_WHAT THE EXERCISE ASKS_.
Your task is to repeat the lines below exactly, excluding any pictures they contain.

_THE INPUT_.
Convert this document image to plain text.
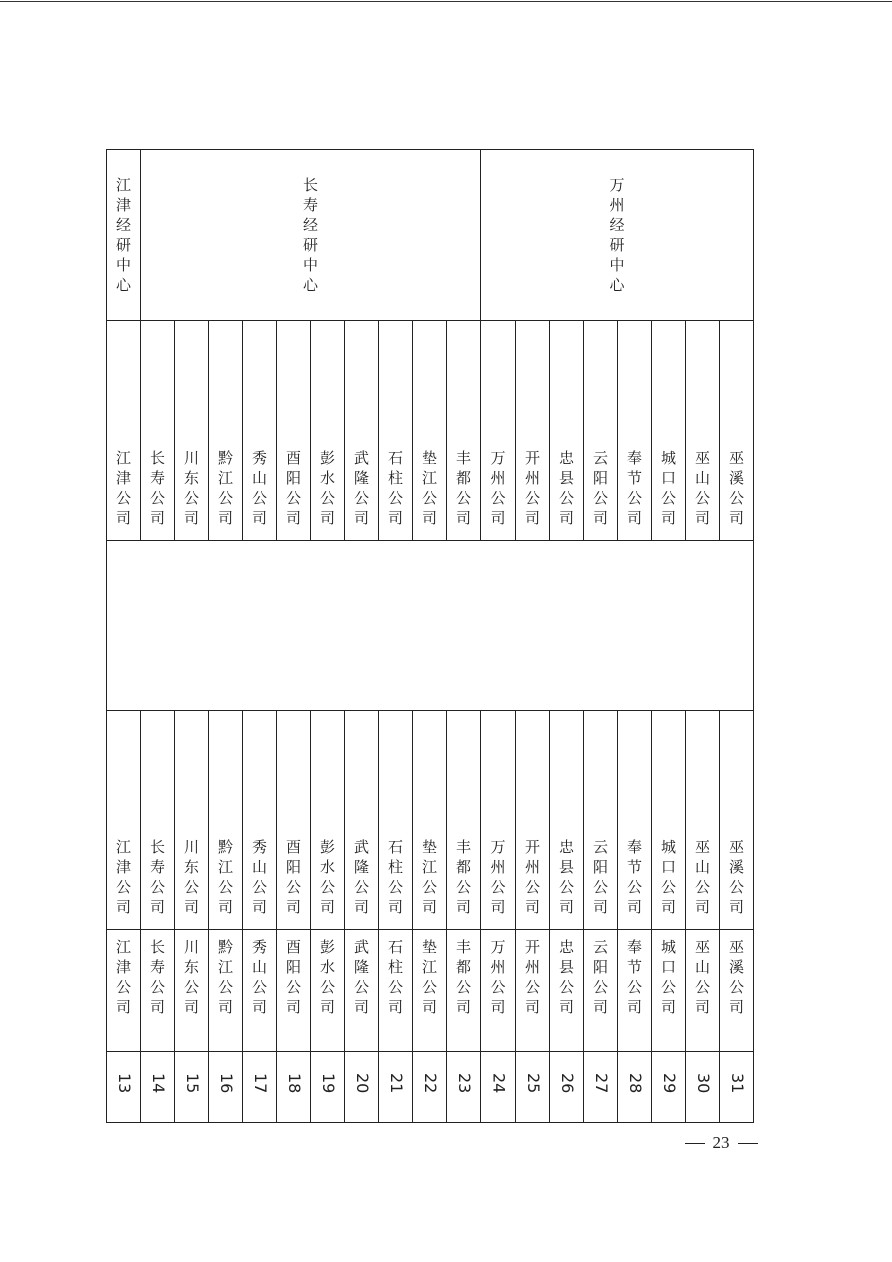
江津经研中心	长寿经研中心	万州经研中心
江津公司
江津公司
江津公司
13
长寿公司
长寿公司
长寿公司
14
川东公司
川东公司
川东公司
15
黔江公司
黔江公司
黔江公司
16
秀山公司
秀山公司
秀山公司
17
酉阳公司
酉阳公司
酉阳公司
18
彭水公司
彭水公司
彭水公司
19
武隆公司
武隆公司
武隆公司
20
石柱公司
石柱公司
石柱公司
21
垫江公司
垫江公司
垫江公司
22
丰都公司
丰都公司
丰都公司
23
万州公司
万州公司
万州公司
24
开州公司
开州公司
开州公司
25
忠县公司
忠县公司
忠县公司
26
云阳公司
云阳公司
云阳公司
27
奉节公司
奉节公司
奉节公司
28
城口公司
城口公司
城口公司
29
巫山公司
巫山公司
巫山公司
30
巫溪公司
巫溪公司
巫溪公司
31
23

_RESULT_.
Convert this document image to plain text.
江津经研中心	长寿经研中心	万州经研中心
江津公司
江津公司
江津公司
13
长寿公司
长寿公司
长寿公司
14
川东公司
川东公司
川东公司
15
黔江公司
黔江公司
黔江公司
16
秀山公司
秀山公司
秀山公司
17
酉阳公司
酉阳公司
酉阳公司
18
彭水公司
彭水公司
彭水公司
19
武隆公司
武隆公司
武隆公司
20
石柱公司
石柱公司
石柱公司
21
垫江公司
垫江公司
垫江公司
22
丰都公司
丰都公司
丰都公司
23
万州公司
万州公司
万州公司
24
开州公司
开州公司
开州公司
25
忠县公司
忠县公司
忠县公司
26
云阳公司
云阳公司
云阳公司
27
奉节公司
奉节公司
奉节公司
28
城口公司
城口公司
城口公司
29
巫山公司
巫山公司
巫山公司
30
巫溪公司
巫溪公司
巫溪公司
31
23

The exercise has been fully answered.